------ Recorded information

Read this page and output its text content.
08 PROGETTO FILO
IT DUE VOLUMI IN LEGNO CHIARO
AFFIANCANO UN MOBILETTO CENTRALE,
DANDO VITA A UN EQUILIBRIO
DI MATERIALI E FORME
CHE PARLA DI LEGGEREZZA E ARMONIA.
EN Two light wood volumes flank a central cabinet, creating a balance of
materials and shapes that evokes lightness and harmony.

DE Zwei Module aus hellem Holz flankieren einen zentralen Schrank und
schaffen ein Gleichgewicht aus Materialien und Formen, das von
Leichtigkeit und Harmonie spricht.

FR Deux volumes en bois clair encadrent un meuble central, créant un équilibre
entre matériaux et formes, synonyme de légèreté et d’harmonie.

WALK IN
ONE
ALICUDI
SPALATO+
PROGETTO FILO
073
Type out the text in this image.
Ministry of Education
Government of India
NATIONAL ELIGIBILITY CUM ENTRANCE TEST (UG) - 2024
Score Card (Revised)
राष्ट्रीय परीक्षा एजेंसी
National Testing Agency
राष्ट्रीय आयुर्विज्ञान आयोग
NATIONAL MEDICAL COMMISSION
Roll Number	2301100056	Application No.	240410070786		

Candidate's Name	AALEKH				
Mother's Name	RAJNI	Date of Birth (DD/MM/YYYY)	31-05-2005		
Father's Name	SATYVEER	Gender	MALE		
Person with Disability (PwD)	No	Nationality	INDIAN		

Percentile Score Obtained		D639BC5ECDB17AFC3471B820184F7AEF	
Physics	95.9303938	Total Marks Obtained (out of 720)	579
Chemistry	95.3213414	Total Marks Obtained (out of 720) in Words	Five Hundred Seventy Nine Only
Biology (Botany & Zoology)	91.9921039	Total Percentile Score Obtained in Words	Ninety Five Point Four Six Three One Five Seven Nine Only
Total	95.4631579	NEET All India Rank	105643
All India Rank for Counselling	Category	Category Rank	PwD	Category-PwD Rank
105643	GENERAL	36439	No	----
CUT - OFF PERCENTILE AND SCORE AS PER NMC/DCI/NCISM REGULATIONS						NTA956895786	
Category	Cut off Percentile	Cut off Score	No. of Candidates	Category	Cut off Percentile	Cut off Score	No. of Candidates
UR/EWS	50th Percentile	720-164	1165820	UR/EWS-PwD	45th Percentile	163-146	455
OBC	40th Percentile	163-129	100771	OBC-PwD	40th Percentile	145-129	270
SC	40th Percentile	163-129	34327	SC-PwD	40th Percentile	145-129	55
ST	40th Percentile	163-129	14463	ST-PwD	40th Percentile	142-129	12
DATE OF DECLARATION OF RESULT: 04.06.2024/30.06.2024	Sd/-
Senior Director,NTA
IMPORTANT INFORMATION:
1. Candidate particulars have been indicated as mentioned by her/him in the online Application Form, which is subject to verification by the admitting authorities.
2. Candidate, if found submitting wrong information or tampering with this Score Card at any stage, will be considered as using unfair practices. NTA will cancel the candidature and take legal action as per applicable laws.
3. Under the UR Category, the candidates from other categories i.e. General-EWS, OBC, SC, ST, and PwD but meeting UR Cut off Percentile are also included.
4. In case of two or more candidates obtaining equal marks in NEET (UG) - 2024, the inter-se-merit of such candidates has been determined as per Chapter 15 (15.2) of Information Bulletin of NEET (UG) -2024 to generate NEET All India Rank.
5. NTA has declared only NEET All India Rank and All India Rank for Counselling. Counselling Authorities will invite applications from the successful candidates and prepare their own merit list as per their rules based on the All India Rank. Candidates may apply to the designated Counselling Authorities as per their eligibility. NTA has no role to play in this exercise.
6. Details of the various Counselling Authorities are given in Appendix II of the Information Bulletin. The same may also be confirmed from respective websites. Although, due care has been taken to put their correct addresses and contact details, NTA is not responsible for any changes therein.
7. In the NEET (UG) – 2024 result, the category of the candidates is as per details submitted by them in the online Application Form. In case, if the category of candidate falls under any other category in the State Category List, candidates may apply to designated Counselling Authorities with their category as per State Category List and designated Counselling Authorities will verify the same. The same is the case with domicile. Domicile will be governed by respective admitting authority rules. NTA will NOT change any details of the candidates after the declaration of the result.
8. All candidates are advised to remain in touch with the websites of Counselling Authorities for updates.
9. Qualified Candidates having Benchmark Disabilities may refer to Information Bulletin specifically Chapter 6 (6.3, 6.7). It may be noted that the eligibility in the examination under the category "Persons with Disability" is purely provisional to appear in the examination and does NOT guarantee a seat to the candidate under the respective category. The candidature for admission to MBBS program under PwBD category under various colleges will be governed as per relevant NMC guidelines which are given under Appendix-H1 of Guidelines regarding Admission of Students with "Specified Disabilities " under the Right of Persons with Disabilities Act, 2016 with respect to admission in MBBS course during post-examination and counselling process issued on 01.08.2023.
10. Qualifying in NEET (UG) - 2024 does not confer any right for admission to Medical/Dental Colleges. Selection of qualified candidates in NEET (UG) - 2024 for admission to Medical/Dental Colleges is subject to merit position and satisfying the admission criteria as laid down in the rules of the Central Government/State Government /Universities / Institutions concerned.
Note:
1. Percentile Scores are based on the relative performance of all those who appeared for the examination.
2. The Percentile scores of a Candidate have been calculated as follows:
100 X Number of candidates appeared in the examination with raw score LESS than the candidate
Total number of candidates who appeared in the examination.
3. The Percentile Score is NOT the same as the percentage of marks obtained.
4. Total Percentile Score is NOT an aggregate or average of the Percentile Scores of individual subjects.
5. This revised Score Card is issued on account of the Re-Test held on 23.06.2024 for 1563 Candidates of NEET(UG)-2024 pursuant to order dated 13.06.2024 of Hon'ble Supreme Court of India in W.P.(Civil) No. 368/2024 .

------------

(Given exercise): Every line above should be retyped exactly as given.

(Task output):
Read this page and output its text content.
08 PROGETTO FILO
IT DUE VOLUMI IN LEGNO CHIARO
AFFIANCANO UN MOBILETTO CENTRALE,
DANDO VITA A UN EQUILIBRIO
DI MATERIALI E FORME
CHE PARLA DI LEGGEREZZA E ARMONIA.
EN Two light wood volumes flank a central cabinet, creating a balance of
materials and shapes that evokes lightness and harmony.

DE Zwei Module aus hellem Holz flankieren einen zentralen Schrank und
schaffen ein Gleichgewicht aus Materialien und Formen, das von
Leichtigkeit und Harmonie spricht.

FR Deux volumes en bois clair encadrent un meuble central, créant un équilibre
entre matériaux et formes, synonyme de légèreté et d’harmonie.

WALK IN
ONE
ALICUDI
SPALATO+
PROGETTO FILO
073
Type out the text in this image.
Ministry of Education
Government of India
NATIONAL ELIGIBILITY CUM ENTRANCE TEST (UG) - 2024
Score Card (Revised)
राष्ट्रीय परीक्षा एजेंसी
National Testing Agency
राष्ट्रीय आयुर्विज्ञान आयोग
NATIONAL MEDICAL COMMISSION
Roll Number	2301100056	Application No.	240410070786		

Candidate's Name	AALEKH				
Mother's Name	RAJNI	Date of Birth (DD/MM/YYYY)	31-05-2005		
Father's Name	SATYVEER	Gender	MALE		
Person with Disability (PwD)	No	Nationality	INDIAN		

Percentile Score Obtained		D639BC5ECDB17AFC3471B820184F7AEF	
Physics	95.9303938	Total Marks Obtained (out of 720)	579
Chemistry	95.3213414	Total Marks Obtained (out of 720) in Words	Five Hundred Seventy Nine Only
Biology (Botany & Zoology)	91.9921039	Total Percentile Score Obtained in Words	Ninety Five Point Four Six Three One Five Seven Nine Only
Total	95.4631579	NEET All India Rank	105643
All India Rank for Counselling	Category	Category Rank	PwD	Category-PwD Rank
105643	GENERAL	36439	No	----
CUT - OFF PERCENTILE AND SCORE AS PER NMC/DCI/NCISM REGULATIONS						NTA956895786	
Category	Cut off Percentile	Cut off Score	No. of Candidates	Category	Cut off Percentile	Cut off Score	No. of Candidates
UR/EWS	50th Percentile	720-164	1165820	UR/EWS-PwD	45th Percentile	163-146	455
OBC	40th Percentile	163-129	100771	OBC-PwD	40th Percentile	145-129	270
SC	40th Percentile	163-129	34327	SC-PwD	40th Percentile	145-129	55
ST	40th Percentile	163-129	14463	ST-PwD	40th Percentile	142-129	12
DATE OF DECLARATION OF RESULT: 04.06.2024/30.06.2024	Sd/-
Senior Director,NTA
IMPORTANT INFORMATION:
1. Candidate particulars have been indicated as mentioned by her/him in the online Application Form, which is subject to verification by the admitting authorities.
2. Candidate, if found submitting wrong information or tampering with this Score Card at any stage, will be considered as using unfair practices. NTA will cancel the candidature and take legal action as per applicable laws.
3. Under the UR Category, the candidates from other categories i.e. General-EWS, OBC, SC, ST, and PwD but meeting UR Cut off Percentile are also included.
4. In case of two or more candidates obtaining equal marks in NEET (UG) - 2024, the inter-se-merit of such candidates has been determined as per Chapter 15 (15.2) of Information Bulletin of NEET (UG) -2024 to generate NEET All India Rank.
5. NTA has declared only NEET All India Rank and All India Rank for Counselling. Counselling Authorities will invite applications from the successful candidates and prepare their own merit list as per their rules based on the All India Rank. Candidates may apply to the designated Counselling Authorities as per their eligibility. NTA has no role to play in this exercise.
6. Details of the various Counselling Authorities are given in Appendix II of the Information Bulletin. The same may also be confirmed from respective websites. Although, due care has been taken to put their correct addresses and contact details, NTA is not responsible for any changes therein.
7. In the NEET (UG) – 2024 result, the category of the candidates is as per details submitted by them in the online Application Form. In case, if the category of candidate falls under any other category in the State Category List, candidates may apply to designated Counselling Authorities with their category as per State Category List and designated Counselling Authorities will verify the same. The same is the case with domicile. Domicile will be governed by respective admitting authority rules. NTA will NOT change any details of the candidates after the declaration of the result.
8. All candidates are advised to remain in touch with the websites of Counselling Authorities for updates.
9. Qualified Candidates having Benchmark Disabilities may refer to Information Bulletin specifically Chapter 6 (6.3, 6.7). It may be noted that the eligibility in the examination under the category "Persons with Disability" is purely provisional to appear in the examination and does NOT guarantee a seat to the candidate under the respective category. The candidature for admission to MBBS program under PwBD category under various colleges will be governed as per relevant NMC guidelines which are given under Appendix-H1 of Guidelines regarding Admission of Students with "Specified Disabilities " under the Right of Persons with Disabilities Act, 2016 with respect to admission in MBBS course during post-examination and counselling process issued on 01.08.2023.
10. Qualifying in NEET (UG) - 2024 does not confer any right for admission to Medical/Dental Colleges. Selection of qualified candidates in NEET (UG) - 2024 for admission to Medical/Dental Colleges is subject to merit position and satisfying the admission criteria as laid down in the rules of the Central Government/State Government /Universities / Institutions concerned.
Note:
1. Percentile Scores are based on the relative performance of all those who appeared for the examination.
2. The Percentile scores of a Candidate have been calculated as follows:
100 X Number of candidates appeared in the examination with raw score LESS than the candidate
Total number of candidates who appeared in the examination.
3. The Percentile Score is NOT the same as the percentage of marks obtained.
4. Total Percentile Score is NOT an aggregate or average of the Percentile Scores of individual subjects.
5. This revised Score Card is issued on account of the Re-Test held on 23.06.2024 for 1563 Candidates of NEET(UG)-2024 pursuant to order dated 13.06.2024 of Hon'ble Supreme Court of India in W.P.(Civil) No. 368/2024 .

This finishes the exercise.